_Short task_
The records below must be duplicated exactly, character for character.

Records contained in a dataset
□ □ □ □ □
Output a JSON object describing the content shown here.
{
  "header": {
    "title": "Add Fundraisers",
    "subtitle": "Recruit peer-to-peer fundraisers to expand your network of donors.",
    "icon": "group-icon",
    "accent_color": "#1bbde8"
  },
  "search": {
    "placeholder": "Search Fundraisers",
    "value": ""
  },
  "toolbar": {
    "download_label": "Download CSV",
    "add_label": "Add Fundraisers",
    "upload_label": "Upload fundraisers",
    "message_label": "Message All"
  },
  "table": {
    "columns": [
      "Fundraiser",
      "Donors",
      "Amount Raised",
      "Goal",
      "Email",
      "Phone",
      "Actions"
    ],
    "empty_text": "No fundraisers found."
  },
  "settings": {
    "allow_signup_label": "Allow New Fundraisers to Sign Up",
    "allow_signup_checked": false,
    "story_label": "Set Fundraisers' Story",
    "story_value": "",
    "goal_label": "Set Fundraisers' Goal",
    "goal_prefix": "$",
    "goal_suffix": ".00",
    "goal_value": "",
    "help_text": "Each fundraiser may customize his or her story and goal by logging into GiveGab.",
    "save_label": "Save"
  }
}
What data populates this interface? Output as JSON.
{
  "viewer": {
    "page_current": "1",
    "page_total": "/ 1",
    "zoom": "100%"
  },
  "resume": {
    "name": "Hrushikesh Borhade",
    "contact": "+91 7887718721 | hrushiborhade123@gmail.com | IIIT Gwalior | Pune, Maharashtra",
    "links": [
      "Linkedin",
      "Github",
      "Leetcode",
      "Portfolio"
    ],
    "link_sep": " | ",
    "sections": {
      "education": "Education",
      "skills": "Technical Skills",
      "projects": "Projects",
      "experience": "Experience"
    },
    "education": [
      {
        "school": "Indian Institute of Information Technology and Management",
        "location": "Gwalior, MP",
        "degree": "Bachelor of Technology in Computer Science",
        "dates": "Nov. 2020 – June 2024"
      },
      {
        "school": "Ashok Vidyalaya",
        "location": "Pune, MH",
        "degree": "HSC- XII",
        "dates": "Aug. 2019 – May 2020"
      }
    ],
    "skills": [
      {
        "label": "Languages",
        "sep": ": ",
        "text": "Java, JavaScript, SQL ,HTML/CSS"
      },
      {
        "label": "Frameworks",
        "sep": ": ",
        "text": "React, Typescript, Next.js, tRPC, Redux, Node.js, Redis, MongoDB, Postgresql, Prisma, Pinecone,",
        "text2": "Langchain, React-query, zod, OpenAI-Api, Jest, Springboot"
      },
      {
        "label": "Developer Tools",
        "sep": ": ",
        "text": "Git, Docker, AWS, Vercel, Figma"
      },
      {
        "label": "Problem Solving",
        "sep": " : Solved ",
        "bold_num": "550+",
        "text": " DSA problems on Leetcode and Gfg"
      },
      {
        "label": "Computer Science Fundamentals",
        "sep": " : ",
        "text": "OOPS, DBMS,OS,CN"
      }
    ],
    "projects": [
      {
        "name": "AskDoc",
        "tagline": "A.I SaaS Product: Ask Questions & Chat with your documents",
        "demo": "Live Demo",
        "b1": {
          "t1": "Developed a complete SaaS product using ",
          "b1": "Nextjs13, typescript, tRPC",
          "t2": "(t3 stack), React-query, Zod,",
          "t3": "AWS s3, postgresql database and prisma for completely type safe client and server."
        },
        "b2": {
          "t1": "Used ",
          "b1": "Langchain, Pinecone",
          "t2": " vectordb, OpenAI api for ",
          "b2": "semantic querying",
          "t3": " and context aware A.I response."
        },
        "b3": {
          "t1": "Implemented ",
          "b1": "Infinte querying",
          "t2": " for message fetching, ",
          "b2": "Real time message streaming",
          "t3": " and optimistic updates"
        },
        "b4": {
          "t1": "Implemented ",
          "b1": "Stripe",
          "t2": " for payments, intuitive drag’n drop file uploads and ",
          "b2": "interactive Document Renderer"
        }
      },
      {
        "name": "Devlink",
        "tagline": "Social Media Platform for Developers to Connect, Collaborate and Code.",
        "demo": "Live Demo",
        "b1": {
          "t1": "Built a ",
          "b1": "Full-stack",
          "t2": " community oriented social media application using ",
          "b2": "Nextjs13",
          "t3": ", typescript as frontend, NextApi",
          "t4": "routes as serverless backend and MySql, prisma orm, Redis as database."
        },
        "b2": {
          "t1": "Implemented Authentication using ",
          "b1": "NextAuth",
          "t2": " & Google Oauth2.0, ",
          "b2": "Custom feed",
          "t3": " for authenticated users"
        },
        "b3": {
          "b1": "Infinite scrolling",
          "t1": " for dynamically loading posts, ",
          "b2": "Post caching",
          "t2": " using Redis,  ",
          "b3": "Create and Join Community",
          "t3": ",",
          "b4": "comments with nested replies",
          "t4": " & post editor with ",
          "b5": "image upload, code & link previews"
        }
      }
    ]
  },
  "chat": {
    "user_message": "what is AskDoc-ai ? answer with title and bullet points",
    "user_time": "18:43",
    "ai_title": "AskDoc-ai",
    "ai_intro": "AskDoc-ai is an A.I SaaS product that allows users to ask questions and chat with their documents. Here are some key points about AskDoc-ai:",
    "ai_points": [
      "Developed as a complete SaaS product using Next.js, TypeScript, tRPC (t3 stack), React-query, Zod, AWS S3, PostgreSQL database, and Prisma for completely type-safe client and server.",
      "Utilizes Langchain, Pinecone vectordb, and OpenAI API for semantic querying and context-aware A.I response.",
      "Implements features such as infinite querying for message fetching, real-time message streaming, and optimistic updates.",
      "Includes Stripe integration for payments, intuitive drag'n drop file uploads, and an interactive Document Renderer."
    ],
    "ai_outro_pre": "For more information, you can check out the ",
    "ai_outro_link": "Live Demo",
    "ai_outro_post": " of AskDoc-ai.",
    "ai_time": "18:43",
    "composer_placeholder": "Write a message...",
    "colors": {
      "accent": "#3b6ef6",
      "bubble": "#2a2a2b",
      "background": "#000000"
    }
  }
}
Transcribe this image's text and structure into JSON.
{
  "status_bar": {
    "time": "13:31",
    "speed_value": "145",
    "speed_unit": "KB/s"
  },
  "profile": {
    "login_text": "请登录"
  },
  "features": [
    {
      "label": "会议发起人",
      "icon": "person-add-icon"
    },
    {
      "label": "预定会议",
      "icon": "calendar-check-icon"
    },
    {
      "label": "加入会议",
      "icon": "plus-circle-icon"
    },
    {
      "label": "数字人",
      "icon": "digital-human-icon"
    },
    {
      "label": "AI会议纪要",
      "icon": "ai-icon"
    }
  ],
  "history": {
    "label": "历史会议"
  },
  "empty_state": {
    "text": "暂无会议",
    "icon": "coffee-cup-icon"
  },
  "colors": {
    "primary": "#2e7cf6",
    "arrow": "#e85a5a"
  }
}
□ □ □ □ □
_Solution_
Output a JSON object describing the content shown here.
{
  "header": {
    "title": "Add Fundraisers",
    "subtitle": "Recruit peer-to-peer fundraisers to expand your network of donors.",
    "icon": "group-icon",
    "accent_color": "#1bbde8"
  },
  "search": {
    "placeholder": "Search Fundraisers",
    "value": ""
  },
  "toolbar": {
    "download_label": "Download CSV",
    "add_label": "Add Fundraisers",
    "upload_label": "Upload fundraisers",
    "message_label": "Message All"
  },
  "table": {
    "columns": [
      "Fundraiser",
      "Donors",
      "Amount Raised",
      "Goal",
      "Email",
      "Phone",
      "Actions"
    ],
    "empty_text": "No fundraisers found."
  },
  "settings": {
    "allow_signup_label": "Allow New Fundraisers to Sign Up",
    "allow_signup_checked": false,
    "story_label": "Set Fundraisers' Story",
    "story_value": "",
    "goal_label": "Set Fundraisers' Goal",
    "goal_prefix": "$",
    "goal_suffix": ".00",
    "goal_value": "",
    "help_text": "Each fundraiser may customize his or her story and goal by logging into GiveGab.",
    "save_label": "Save"
  }
}
What data populates this interface? Output as JSON.
{
  "viewer": {
    "page_current": "1",
    "page_total": "/ 1",
    "zoom": "100%"
  },
  "resume": {
    "name": "Hrushikesh Borhade",
    "contact": "+91 7887718721 | hrushiborhade123@gmail.com | IIIT Gwalior | Pune, Maharashtra",
    "links": [
      "Linkedin",
      "Github",
      "Leetcode",
      "Portfolio"
    ],
    "link_sep": " | ",
    "sections": {
      "education": "Education",
      "skills": "Technical Skills",
      "projects": "Projects",
      "experience": "Experience"
    },
    "education": [
      {
        "school": "Indian Institute of Information Technology and Management",
        "location": "Gwalior, MP",
        "degree": "Bachelor of Technology in Computer Science",
        "dates": "Nov. 2020 – June 2024"
      },
      {
        "school": "Ashok Vidyalaya",
        "location": "Pune, MH",
        "degree": "HSC- XII",
        "dates": "Aug. 2019 – May 2020"
      }
    ],
    "skills": [
      {
        "label": "Languages",
        "sep": ": ",
        "text": "Java, JavaScript, SQL ,HTML/CSS"
      },
      {
        "label": "Frameworks",
        "sep": ": ",
        "text": "React, Typescript, Next.js, tRPC, Redux, Node.js, Redis, MongoDB, Postgresql, Prisma, Pinecone,",
        "text2": "Langchain, React-query, zod, OpenAI-Api, Jest, Springboot"
      },
      {
        "label": "Developer Tools",
        "sep": ": ",
        "text": "Git, Docker, AWS, Vercel, Figma"
      },
      {
        "label": "Problem Solving",
        "sep": " : Solved ",
        "bold_num": "550+",
        "text": " DSA problems on Leetcode and Gfg"
      },
      {
        "label": "Computer Science Fundamentals",
        "sep": " : ",
        "text": "OOPS, DBMS,OS,CN"
      }
    ],
    "projects": [
      {
        "name": "AskDoc",
        "tagline": "A.I SaaS Product: Ask Questions & Chat with your documents",
        "demo": "Live Demo",
        "b1": {
          "t1": "Developed a complete SaaS product using ",
          "b1": "Nextjs13, typescript, tRPC",
          "t2": "(t3 stack), React-query, Zod,",
          "t3": "AWS s3, postgresql database and prisma for completely type safe client and server."
        },
        "b2": {
          "t1": "Used ",
          "b1": "Langchain, Pinecone",
          "t2": " vectordb, OpenAI api for ",
          "b2": "semantic querying",
          "t3": " and context aware A.I response."
        },
        "b3": {
          "t1": "Implemented ",
          "b1": "Infinte querying",
          "t2": " for message fetching, ",
          "b2": "Real time message streaming",
          "t3": " and optimistic updates"
        },
        "b4": {
          "t1": "Implemented ",
          "b1": "Stripe",
          "t2": " for payments, intuitive drag’n drop file uploads and ",
          "b2": "interactive Document Renderer"
        }
      },
      {
        "name": "Devlink",
        "tagline": "Social Media Platform for Developers to Connect, Collaborate and Code.",
        "demo": "Live Demo",
        "b1": {
          "t1": "Built a ",
          "b1": "Full-stack",
          "t2": " community oriented social media application using ",
          "b2": "Nextjs13",
          "t3": ", typescript as frontend, NextApi",
          "t4": "routes as serverless backend and MySql, prisma orm, Redis as database."
        },
        "b2": {
          "t1": "Implemented Authentication using ",
          "b1": "NextAuth",
          "t2": " & Google Oauth2.0, ",
          "b2": "Custom feed",
          "t3": " for authenticated users"
        },
        "b3": {
          "b1": "Infinite scrolling",
          "t1": " for dynamically loading posts, ",
          "b2": "Post caching",
          "t2": " using Redis,  ",
          "b3": "Create and Join Community",
          "t3": ",",
          "b4": "comments with nested replies",
          "t4": " & post editor with ",
          "b5": "image upload, code & link previews"
        }
      }
    ]
  },
  "chat": {
    "user_message": "what is AskDoc-ai ? answer with title and bullet points",
    "user_time": "18:43",
    "ai_title": "AskDoc-ai",
    "ai_intro": "AskDoc-ai is an A.I SaaS product that allows users to ask questions and chat with their documents. Here are some key points about AskDoc-ai:",
    "ai_points": [
      "Developed as a complete SaaS product using Next.js, TypeScript, tRPC (t3 stack), React-query, Zod, AWS S3, PostgreSQL database, and Prisma for completely type-safe client and server.",
      "Utilizes Langchain, Pinecone vectordb, and OpenAI API for semantic querying and context-aware A.I response.",
      "Implements features such as infinite querying for message fetching, real-time message streaming, and optimistic updates.",
      "Includes Stripe integration for payments, intuitive drag'n drop file uploads, and an interactive Document Renderer."
    ],
    "ai_outro_pre": "For more information, you can check out the ",
    "ai_outro_link": "Live Demo",
    "ai_outro_post": " of AskDoc-ai.",
    "ai_time": "18:43",
    "composer_placeholder": "Write a message...",
    "colors": {
      "accent": "#3b6ef6",
      "bubble": "#2a2a2b",
      "background": "#000000"
    }
  }
}
Transcribe this image's text and structure into JSON.
{
  "status_bar": {
    "time": "13:31",
    "speed_value": "145",
    "speed_unit": "KB/s"
  },
  "profile": {
    "login_text": "请登录"
  },
  "features": [
    {
      "label": "会议发起人",
      "icon": "person-add-icon"
    },
    {
      "label": "预定会议",
      "icon": "calendar-check-icon"
    },
    {
      "label": "加入会议",
      "icon": "plus-circle-icon"
    },
    {
      "label": "数字人",
      "icon": "digital-human-icon"
    },
    {
      "label": "AI会议纪要",
      "icon": "ai-icon"
    }
  ],
  "history": {
    "label": "历史会议"
  },
  "empty_state": {
    "text": "暂无会议",
    "icon": "coffee-cup-icon"
  },
  "colors": {
    "primary": "#2e7cf6",
    "arrow": "#e85a5a"
  }
}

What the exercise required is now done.